Begin
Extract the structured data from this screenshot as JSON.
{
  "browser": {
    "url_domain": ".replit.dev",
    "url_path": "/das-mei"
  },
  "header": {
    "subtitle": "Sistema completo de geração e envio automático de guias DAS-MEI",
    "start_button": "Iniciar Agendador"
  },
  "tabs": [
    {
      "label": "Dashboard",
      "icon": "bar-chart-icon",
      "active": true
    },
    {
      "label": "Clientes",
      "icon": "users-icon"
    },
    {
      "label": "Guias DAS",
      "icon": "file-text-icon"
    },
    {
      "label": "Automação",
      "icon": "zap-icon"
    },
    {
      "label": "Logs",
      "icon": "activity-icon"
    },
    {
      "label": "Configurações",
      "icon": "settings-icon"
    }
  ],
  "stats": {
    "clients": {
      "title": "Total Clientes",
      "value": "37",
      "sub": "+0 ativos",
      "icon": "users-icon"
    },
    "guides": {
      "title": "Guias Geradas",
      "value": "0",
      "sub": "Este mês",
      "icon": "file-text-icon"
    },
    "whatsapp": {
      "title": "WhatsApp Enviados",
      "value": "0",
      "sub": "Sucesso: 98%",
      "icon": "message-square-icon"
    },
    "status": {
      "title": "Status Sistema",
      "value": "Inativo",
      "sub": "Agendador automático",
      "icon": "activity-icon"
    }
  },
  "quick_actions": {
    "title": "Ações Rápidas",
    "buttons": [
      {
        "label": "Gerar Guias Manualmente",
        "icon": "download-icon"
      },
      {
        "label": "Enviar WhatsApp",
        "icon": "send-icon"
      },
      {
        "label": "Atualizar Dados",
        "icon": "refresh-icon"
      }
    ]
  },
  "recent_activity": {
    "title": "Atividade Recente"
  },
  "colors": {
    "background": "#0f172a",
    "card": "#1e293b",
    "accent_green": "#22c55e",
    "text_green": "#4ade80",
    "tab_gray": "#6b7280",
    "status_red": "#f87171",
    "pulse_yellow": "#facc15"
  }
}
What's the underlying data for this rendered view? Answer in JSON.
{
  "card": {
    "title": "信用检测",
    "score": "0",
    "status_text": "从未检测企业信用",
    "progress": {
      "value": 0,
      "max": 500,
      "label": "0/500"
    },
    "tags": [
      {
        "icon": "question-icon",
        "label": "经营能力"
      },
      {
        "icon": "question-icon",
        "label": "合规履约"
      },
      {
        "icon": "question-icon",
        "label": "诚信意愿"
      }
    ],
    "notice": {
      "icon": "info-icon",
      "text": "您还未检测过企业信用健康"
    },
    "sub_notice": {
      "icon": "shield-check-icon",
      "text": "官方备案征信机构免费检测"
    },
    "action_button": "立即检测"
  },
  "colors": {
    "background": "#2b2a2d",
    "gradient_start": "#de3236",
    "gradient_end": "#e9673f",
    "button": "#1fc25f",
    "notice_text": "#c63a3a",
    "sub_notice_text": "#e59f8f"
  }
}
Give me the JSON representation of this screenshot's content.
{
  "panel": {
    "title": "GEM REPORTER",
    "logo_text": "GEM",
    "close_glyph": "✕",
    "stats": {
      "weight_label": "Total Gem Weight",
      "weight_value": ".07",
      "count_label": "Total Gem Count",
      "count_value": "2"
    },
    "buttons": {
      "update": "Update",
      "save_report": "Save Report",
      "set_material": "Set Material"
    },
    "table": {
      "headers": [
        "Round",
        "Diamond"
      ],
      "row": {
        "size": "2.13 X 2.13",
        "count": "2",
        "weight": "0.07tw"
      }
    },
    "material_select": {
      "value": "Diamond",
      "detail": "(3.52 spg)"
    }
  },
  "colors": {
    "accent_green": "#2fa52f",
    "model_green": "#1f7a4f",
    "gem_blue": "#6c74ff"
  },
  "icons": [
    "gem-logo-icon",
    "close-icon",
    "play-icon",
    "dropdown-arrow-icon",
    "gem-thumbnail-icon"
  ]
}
End
Begin
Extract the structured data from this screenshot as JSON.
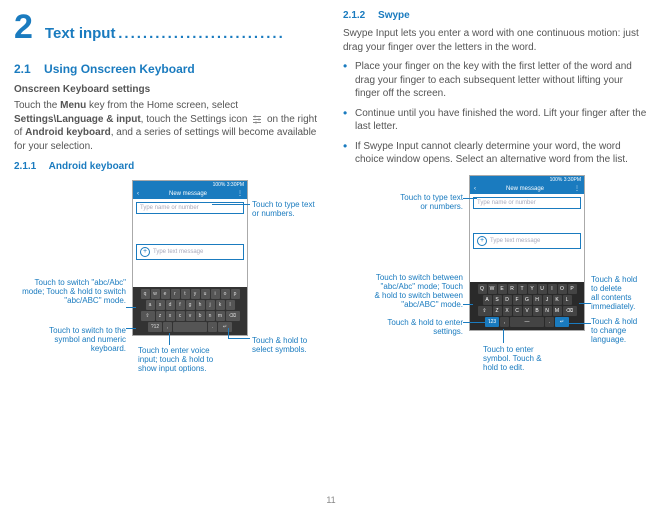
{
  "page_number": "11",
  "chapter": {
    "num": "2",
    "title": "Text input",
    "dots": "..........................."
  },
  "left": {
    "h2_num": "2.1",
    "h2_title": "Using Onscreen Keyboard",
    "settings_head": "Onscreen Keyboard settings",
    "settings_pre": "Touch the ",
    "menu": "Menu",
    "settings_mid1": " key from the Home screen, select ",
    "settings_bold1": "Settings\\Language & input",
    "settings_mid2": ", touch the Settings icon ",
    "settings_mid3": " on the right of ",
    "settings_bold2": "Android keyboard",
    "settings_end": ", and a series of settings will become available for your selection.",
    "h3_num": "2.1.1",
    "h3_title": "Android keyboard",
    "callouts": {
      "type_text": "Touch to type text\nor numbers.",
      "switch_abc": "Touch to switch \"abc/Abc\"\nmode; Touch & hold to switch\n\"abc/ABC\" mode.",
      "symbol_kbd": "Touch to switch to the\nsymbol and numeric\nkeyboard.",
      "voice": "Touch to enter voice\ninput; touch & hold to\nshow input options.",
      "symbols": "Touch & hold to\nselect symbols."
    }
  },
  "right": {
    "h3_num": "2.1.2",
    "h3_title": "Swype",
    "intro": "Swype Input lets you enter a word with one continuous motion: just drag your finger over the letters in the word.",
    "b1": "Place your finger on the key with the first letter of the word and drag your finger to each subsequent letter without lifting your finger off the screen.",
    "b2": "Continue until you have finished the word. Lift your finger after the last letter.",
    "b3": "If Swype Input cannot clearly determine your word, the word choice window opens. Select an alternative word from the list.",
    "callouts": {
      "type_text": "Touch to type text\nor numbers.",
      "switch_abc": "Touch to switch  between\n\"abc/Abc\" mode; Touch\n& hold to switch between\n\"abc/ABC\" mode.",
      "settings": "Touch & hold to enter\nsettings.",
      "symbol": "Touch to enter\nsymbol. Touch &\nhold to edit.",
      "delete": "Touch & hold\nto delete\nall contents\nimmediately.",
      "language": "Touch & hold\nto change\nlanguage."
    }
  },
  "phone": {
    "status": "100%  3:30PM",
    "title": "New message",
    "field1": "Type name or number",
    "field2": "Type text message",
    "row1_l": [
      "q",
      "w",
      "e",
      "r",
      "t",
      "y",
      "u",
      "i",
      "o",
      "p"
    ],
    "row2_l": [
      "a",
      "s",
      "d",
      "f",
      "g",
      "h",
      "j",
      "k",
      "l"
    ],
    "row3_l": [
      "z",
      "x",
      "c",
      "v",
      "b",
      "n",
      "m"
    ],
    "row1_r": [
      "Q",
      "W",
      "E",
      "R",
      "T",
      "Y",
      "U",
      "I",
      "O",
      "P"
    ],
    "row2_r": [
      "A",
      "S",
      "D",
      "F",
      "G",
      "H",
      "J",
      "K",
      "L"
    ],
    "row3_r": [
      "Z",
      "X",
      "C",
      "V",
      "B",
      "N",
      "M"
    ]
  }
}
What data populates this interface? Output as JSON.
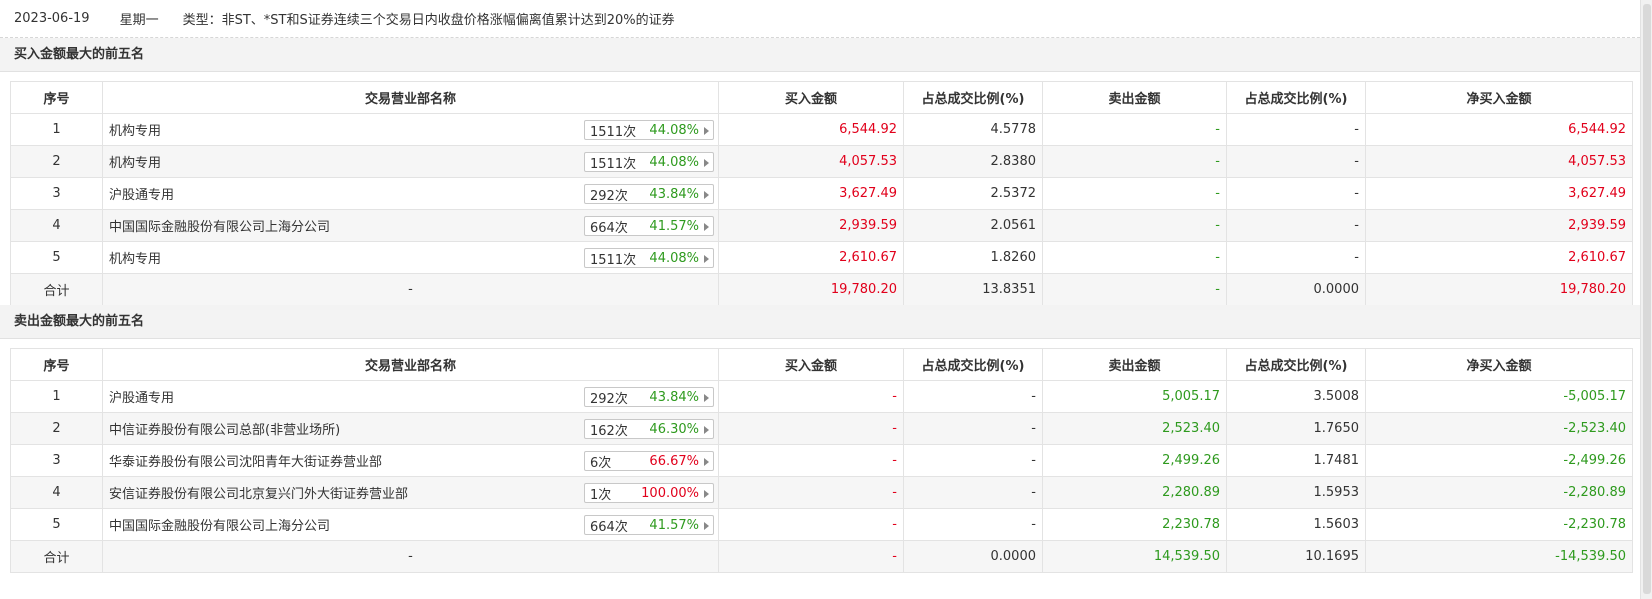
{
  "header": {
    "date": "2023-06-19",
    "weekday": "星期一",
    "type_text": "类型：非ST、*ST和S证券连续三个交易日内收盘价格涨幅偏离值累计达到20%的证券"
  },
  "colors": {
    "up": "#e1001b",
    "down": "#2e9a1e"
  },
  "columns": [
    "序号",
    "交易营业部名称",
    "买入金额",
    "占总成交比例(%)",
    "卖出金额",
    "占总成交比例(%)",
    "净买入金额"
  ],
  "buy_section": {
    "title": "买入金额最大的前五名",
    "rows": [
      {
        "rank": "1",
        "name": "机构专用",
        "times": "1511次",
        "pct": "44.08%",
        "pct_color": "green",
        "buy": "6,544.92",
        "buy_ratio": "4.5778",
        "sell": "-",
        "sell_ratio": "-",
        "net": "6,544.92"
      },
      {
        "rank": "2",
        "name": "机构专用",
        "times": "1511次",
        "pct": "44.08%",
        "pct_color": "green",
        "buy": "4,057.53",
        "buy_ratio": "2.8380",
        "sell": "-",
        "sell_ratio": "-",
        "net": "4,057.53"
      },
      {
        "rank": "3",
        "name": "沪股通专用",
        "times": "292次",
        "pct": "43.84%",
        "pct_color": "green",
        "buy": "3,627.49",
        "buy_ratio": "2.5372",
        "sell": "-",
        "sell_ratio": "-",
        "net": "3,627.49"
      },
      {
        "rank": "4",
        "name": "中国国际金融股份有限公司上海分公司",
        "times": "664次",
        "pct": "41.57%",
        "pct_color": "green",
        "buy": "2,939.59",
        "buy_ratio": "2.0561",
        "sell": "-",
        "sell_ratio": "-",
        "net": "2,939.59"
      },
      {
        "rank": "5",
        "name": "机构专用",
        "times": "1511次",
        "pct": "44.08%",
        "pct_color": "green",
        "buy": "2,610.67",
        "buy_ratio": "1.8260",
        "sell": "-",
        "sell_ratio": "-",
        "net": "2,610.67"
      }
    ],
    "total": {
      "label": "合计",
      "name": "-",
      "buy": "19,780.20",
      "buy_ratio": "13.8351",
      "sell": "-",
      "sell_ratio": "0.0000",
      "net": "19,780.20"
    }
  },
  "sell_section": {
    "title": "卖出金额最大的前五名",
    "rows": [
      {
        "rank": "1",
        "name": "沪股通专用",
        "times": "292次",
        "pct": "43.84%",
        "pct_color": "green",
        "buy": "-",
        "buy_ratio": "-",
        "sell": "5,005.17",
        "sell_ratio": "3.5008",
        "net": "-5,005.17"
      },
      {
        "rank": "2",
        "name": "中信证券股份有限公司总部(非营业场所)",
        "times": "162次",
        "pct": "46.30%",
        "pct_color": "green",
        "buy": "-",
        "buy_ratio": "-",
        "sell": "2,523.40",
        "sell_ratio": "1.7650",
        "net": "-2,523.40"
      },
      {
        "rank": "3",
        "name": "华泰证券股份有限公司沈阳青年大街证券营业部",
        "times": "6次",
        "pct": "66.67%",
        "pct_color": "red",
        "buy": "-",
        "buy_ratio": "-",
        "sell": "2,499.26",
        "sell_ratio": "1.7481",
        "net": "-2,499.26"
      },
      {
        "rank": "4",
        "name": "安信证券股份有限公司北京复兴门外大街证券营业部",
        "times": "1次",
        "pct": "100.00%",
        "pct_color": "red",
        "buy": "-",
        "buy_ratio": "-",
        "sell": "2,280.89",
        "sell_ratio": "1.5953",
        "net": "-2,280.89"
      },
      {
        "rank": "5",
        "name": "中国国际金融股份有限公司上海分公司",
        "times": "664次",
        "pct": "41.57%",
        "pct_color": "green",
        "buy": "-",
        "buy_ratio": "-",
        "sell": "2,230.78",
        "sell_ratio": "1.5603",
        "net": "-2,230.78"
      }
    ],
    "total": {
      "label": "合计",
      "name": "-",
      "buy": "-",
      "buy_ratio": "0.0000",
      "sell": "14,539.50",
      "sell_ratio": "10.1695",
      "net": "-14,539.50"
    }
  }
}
End
• Written request: Copy out every line of the listing that contains the string "word".

• Full solution:
    "intro": "Swype Input lets you enter a word with one continuous motion: just drag your finger over the letters in the word.",
    "b1": "Place your finger on the key with the first letter of the word and drag your finger to each subsequent letter without lifting your finger off the screen.",
    "b2": "Continue until you have finished the word. Lift your finger after the last letter.",
    "b3": "If Swype Input cannot clearly determine your word, the word choice window opens. Select an alternative word from the list.",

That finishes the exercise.